→ **Work required**
Among these records, which lines include "lhůtě"? Copy them out.

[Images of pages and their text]

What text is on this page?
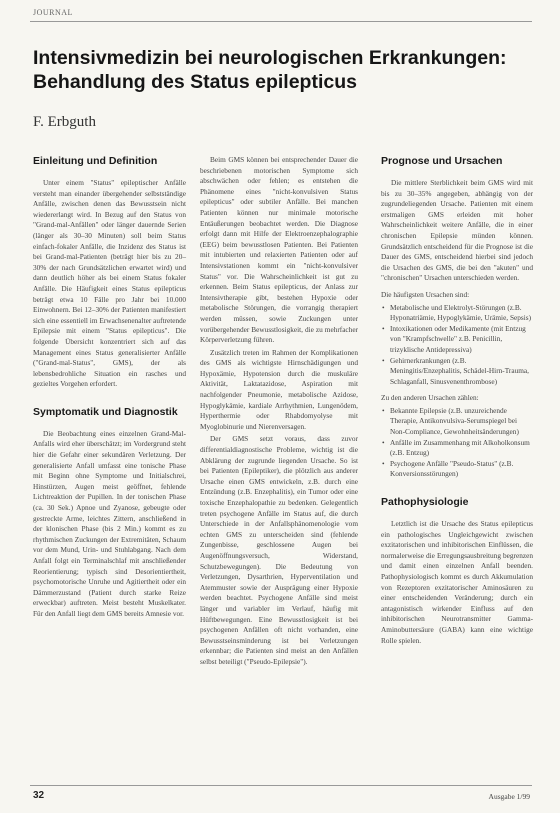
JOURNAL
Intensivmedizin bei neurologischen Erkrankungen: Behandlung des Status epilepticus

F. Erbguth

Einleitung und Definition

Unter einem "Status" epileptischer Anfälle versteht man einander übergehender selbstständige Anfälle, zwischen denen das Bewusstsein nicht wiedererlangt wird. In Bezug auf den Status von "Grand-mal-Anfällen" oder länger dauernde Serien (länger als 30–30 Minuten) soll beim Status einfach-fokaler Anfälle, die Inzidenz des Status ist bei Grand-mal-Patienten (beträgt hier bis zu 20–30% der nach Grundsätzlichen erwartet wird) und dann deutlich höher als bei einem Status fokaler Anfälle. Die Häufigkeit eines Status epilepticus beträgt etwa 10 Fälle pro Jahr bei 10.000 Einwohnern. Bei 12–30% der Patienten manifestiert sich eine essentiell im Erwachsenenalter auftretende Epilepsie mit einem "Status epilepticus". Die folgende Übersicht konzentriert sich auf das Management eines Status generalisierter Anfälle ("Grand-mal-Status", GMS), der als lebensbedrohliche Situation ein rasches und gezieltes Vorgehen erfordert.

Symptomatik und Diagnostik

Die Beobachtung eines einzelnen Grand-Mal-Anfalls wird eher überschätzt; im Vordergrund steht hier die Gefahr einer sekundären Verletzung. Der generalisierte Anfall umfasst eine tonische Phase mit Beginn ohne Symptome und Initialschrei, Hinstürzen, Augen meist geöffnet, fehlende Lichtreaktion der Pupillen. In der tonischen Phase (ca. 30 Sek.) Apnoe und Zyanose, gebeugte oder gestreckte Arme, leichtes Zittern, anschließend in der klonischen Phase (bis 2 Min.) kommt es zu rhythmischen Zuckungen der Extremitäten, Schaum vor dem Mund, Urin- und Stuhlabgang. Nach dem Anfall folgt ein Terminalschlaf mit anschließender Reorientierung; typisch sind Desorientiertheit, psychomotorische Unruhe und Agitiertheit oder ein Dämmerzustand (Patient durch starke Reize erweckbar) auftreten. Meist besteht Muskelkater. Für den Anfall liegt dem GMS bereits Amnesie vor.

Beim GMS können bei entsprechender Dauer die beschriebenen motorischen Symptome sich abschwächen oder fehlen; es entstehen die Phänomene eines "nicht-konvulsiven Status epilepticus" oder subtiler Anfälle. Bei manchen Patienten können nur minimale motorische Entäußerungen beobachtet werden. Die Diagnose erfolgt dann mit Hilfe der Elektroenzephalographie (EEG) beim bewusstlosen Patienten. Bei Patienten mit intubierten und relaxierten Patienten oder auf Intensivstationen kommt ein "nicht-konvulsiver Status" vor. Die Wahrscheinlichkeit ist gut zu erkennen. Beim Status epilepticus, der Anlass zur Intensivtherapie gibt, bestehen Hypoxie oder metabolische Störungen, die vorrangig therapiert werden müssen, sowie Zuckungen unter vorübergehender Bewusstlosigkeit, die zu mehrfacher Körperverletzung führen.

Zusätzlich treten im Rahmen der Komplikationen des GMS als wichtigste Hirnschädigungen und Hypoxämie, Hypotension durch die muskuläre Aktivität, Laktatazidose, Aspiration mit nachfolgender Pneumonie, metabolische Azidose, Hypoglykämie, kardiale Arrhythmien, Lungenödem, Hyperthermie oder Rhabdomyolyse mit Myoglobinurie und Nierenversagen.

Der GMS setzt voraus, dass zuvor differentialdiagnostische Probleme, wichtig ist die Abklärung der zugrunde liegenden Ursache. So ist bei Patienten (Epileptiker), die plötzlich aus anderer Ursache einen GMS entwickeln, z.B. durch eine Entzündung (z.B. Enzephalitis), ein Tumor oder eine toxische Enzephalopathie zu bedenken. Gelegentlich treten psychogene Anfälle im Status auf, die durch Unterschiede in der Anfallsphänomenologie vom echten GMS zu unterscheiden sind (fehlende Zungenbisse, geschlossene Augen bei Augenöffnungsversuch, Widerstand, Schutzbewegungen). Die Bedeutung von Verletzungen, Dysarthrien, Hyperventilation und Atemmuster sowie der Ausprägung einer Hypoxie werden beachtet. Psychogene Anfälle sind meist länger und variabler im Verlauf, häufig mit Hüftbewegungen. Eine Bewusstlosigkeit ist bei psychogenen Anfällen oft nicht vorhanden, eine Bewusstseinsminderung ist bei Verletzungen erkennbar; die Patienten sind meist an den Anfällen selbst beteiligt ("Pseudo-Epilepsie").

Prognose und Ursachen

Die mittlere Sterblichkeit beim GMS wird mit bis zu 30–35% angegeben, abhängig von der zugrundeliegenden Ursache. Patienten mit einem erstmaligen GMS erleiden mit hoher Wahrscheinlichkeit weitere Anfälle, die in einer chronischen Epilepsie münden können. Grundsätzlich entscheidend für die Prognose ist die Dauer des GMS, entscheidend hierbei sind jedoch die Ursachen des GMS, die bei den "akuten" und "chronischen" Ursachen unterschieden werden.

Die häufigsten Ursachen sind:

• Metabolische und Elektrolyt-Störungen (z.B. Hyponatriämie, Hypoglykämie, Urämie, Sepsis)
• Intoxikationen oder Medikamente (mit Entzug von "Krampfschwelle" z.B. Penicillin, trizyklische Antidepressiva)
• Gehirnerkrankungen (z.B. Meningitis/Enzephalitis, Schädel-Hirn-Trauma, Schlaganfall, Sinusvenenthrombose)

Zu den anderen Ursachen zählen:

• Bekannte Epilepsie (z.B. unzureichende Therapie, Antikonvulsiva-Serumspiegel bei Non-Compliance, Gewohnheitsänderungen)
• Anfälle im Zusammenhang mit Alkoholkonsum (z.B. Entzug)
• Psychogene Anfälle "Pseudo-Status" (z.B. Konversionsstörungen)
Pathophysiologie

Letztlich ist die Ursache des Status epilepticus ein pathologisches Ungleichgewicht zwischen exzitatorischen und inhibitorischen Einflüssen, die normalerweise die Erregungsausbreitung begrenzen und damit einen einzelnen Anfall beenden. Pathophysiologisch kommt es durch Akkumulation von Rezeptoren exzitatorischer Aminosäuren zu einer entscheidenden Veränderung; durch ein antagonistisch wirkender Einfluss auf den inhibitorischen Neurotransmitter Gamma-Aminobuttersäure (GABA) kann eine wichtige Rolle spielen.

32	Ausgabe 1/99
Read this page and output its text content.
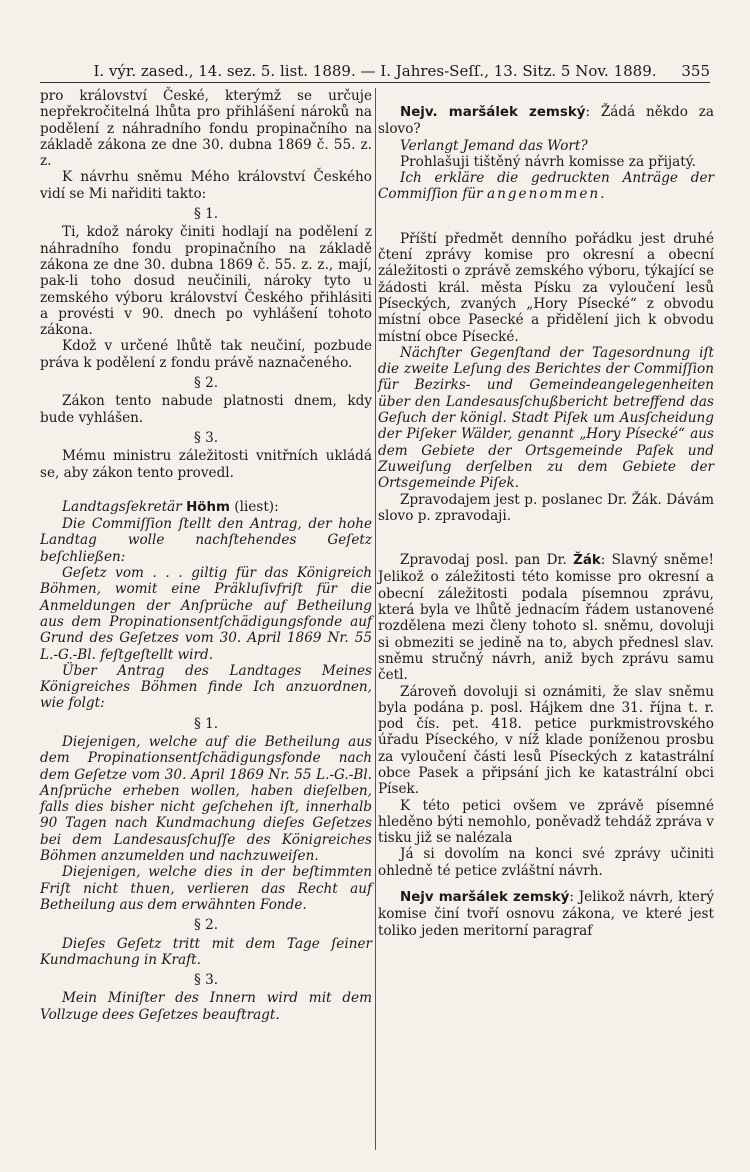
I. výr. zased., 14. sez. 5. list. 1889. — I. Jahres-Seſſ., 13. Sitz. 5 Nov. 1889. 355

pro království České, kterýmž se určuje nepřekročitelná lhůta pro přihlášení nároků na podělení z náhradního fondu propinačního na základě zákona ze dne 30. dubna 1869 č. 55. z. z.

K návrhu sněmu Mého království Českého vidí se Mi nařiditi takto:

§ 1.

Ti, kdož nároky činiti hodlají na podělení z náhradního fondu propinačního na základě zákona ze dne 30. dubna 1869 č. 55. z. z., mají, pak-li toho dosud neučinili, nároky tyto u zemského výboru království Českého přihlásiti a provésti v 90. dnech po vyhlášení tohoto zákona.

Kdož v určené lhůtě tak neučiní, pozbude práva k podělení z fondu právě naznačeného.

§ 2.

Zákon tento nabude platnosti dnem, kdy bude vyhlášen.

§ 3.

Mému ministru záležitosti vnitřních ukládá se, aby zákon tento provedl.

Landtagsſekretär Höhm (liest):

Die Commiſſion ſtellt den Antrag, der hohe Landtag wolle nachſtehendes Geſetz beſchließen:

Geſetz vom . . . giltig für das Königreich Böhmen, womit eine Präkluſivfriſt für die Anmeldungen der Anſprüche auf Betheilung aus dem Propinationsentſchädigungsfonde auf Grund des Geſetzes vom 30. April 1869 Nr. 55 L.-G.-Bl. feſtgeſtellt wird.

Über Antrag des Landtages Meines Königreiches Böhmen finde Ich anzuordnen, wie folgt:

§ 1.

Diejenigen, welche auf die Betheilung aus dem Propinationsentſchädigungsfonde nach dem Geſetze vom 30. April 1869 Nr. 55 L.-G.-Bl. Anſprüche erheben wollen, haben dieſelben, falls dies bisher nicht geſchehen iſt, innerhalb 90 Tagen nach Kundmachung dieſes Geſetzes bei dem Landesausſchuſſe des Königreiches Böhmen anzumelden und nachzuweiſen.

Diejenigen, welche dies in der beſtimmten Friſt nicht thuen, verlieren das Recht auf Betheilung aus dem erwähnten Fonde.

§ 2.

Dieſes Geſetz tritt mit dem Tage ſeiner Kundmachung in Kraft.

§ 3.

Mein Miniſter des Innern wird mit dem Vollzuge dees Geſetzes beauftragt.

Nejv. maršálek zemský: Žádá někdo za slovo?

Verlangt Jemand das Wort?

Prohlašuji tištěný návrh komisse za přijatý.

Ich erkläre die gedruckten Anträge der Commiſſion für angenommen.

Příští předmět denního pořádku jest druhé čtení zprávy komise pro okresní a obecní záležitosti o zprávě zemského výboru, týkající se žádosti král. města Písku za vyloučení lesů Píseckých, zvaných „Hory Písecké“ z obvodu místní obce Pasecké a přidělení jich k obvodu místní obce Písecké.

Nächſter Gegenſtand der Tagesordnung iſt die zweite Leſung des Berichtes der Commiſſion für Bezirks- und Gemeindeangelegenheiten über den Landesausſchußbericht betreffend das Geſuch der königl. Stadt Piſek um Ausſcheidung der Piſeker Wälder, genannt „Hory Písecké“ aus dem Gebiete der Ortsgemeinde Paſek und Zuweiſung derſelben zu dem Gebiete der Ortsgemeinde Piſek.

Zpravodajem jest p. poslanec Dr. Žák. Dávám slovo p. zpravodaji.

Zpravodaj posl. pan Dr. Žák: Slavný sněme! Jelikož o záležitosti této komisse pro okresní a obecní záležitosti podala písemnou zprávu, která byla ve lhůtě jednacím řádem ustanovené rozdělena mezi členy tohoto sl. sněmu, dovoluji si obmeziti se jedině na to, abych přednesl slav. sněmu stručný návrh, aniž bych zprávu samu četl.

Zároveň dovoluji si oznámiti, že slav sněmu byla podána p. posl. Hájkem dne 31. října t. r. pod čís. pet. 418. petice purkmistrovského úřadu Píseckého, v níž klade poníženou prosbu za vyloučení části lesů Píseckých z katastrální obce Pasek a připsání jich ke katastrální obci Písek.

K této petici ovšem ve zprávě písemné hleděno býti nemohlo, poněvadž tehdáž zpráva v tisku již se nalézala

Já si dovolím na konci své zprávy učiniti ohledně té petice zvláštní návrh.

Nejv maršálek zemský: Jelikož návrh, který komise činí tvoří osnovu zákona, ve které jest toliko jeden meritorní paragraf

→ **Problem solution**
Kdož v určené lhůtě tak neučiní, pozbude práva k podělení z fondu právě naznačeného.
Zpravodaj posl. pan Dr. Žák: Slavný sněme! Jelikož o záležitosti této komisse pro okresní a obecní záležitosti podala písemnou zprávu, která byla ve lhůtě jednacím řádem ustanovené rozdělena mezi členy tohoto sl. sněmu, dovoluji si obmeziti se jedině na to, abych přednesl slav. sněmu stručný návrh, aniž bych zprávu samu četl.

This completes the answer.